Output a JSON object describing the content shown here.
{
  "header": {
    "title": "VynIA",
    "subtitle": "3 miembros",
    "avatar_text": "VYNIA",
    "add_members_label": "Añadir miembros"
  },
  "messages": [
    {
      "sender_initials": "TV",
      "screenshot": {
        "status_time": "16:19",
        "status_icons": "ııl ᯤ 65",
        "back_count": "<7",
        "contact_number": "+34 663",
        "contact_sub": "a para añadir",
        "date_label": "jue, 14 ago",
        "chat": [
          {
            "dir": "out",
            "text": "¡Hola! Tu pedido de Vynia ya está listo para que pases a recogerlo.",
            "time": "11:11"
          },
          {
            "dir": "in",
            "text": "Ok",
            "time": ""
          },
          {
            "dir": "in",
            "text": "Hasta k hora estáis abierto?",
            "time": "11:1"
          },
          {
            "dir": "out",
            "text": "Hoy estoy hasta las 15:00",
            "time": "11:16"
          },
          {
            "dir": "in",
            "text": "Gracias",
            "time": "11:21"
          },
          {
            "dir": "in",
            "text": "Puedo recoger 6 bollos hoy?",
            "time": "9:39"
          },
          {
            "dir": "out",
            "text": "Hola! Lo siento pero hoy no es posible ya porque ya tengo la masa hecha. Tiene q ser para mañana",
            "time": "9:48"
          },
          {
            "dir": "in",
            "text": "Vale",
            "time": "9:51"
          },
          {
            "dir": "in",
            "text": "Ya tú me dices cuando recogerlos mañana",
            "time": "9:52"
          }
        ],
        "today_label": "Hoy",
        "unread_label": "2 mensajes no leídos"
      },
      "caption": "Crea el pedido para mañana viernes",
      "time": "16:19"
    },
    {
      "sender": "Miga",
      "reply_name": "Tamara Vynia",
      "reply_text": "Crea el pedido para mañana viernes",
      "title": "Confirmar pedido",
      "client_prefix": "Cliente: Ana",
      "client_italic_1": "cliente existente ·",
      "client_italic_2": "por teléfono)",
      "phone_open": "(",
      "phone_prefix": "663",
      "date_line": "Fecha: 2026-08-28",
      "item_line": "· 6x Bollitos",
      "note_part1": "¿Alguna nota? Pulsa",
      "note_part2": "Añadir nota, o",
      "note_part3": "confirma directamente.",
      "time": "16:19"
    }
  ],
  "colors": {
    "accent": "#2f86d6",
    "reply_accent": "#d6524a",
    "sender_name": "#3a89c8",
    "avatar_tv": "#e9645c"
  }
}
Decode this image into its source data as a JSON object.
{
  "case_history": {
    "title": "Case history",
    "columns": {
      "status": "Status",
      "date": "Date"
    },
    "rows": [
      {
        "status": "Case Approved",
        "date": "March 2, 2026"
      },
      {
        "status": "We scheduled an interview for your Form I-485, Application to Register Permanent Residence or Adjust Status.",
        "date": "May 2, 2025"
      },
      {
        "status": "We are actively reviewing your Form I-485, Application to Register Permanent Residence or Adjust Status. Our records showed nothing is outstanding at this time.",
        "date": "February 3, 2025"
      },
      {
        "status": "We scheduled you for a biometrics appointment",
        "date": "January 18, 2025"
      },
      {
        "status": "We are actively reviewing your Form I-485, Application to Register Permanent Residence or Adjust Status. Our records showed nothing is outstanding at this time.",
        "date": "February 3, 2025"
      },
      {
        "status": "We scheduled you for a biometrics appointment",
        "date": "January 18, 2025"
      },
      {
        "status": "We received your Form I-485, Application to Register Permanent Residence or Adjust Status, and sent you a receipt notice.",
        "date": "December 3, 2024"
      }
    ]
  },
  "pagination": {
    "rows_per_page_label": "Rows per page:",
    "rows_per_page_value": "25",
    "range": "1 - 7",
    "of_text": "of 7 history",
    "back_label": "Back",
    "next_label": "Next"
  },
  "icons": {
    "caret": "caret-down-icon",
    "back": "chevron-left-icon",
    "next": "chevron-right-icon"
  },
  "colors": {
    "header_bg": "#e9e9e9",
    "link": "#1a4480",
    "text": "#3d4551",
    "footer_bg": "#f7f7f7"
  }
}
________________________
Exercise instructions:
Exactly reproduce every line of the records.

Right answer:
Output a JSON object describing the content shown here.
{
  "header": {
    "title": "VynIA",
    "subtitle": "3 miembros",
    "avatar_text": "VYNIA",
    "add_members_label": "Añadir miembros"
  },
  "messages": [
    {
      "sender_initials": "TV",
      "screenshot": {
        "status_time": "16:19",
        "status_icons": "ııl ᯤ 65",
        "back_count": "<7",
        "contact_number": "+34 663",
        "contact_sub": "a para añadir",
        "date_label": "jue, 14 ago",
        "chat": [
          {
            "dir": "out",
            "text": "¡Hola! Tu pedido de Vynia ya está listo para que pases a recogerlo.",
            "time": "11:11"
          },
          {
            "dir": "in",
            "text": "Ok",
            "time": ""
          },
          {
            "dir": "in",
            "text": "Hasta k hora estáis abierto?",
            "time": "11:1"
          },
          {
            "dir": "out",
            "text": "Hoy estoy hasta las 15:00",
            "time": "11:16"
          },
          {
            "dir": "in",
            "text": "Gracias",
            "time": "11:21"
          },
          {
            "dir": "in",
            "text": "Puedo recoger 6 bollos hoy?",
            "time": "9:39"
          },
          {
            "dir": "out",
            "text": "Hola! Lo siento pero hoy no es posible ya porque ya tengo la masa hecha. Tiene q ser para mañana",
            "time": "9:48"
          },
          {
            "dir": "in",
            "text": "Vale",
            "time": "9:51"
          },
          {
            "dir": "in",
            "text": "Ya tú me dices cuando recogerlos mañana",
            "time": "9:52"
          }
        ],
        "today_label": "Hoy",
        "unread_label": "2 mensajes no leídos"
      },
      "caption": "Crea el pedido para mañana viernes",
      "time": "16:19"
    },
    {
      "sender": "Miga",
      "reply_name": "Tamara Vynia",
      "reply_text": "Crea el pedido para mañana viernes",
      "title": "Confirmar pedido",
      "client_prefix": "Cliente: Ana",
      "client_italic_1": "cliente existente ·",
      "client_italic_2": "por teléfono)",
      "phone_open": "(",
      "phone_prefix": "663",
      "date_line": "Fecha: 2026-08-28",
      "item_line": "· 6x Bollitos",
      "note_part1": "¿Alguna nota? Pulsa",
      "note_part2": "Añadir nota, o",
      "note_part3": "confirma directamente.",
      "time": "16:19"
    }
  ],
  "colors": {
    "accent": "#2f86d6",
    "reply_accent": "#d6524a",
    "sender_name": "#3a89c8",
    "avatar_tv": "#e9645c"
  }
}
Decode this image into its source data as a JSON object.
{
  "case_history": {
    "title": "Case history",
    "columns": {
      "status": "Status",
      "date": "Date"
    },
    "rows": [
      {
        "status": "Case Approved",
        "date": "March 2, 2026"
      },
      {
        "status": "We scheduled an interview for your Form I-485, Application to Register Permanent Residence or Adjust Status.",
        "date": "May 2, 2025"
      },
      {
        "status": "We are actively reviewing your Form I-485, Application to Register Permanent Residence or Adjust Status. Our records showed nothing is outstanding at this time.",
        "date": "February 3, 2025"
      },
      {
        "status": "We scheduled you for a biometrics appointment",
        "date": "January 18, 2025"
      },
      {
        "status": "We are actively reviewing your Form I-485, Application to Register Permanent Residence or Adjust Status. Our records showed nothing is outstanding at this time.",
        "date": "February 3, 2025"
      },
      {
        "status": "We scheduled you for a biometrics appointment",
        "date": "January 18, 2025"
      },
      {
        "status": "We received your Form I-485, Application to Register Permanent Residence or Adjust Status, and sent you a receipt notice.",
        "date": "December 3, 2024"
      }
    ]
  },
  "pagination": {
    "rows_per_page_label": "Rows per page:",
    "rows_per_page_value": "25",
    "range": "1 - 7",
    "of_text": "of 7 history",
    "back_label": "Back",
    "next_label": "Next"
  },
  "icons": {
    "caret": "caret-down-icon",
    "back": "chevron-left-icon",
    "next": "chevron-right-icon"
  },
  "colors": {
    "header_bg": "#e9e9e9",
    "link": "#1a4480",
    "text": "#3d4551",
    "footer_bg": "#f7f7f7"
  }
}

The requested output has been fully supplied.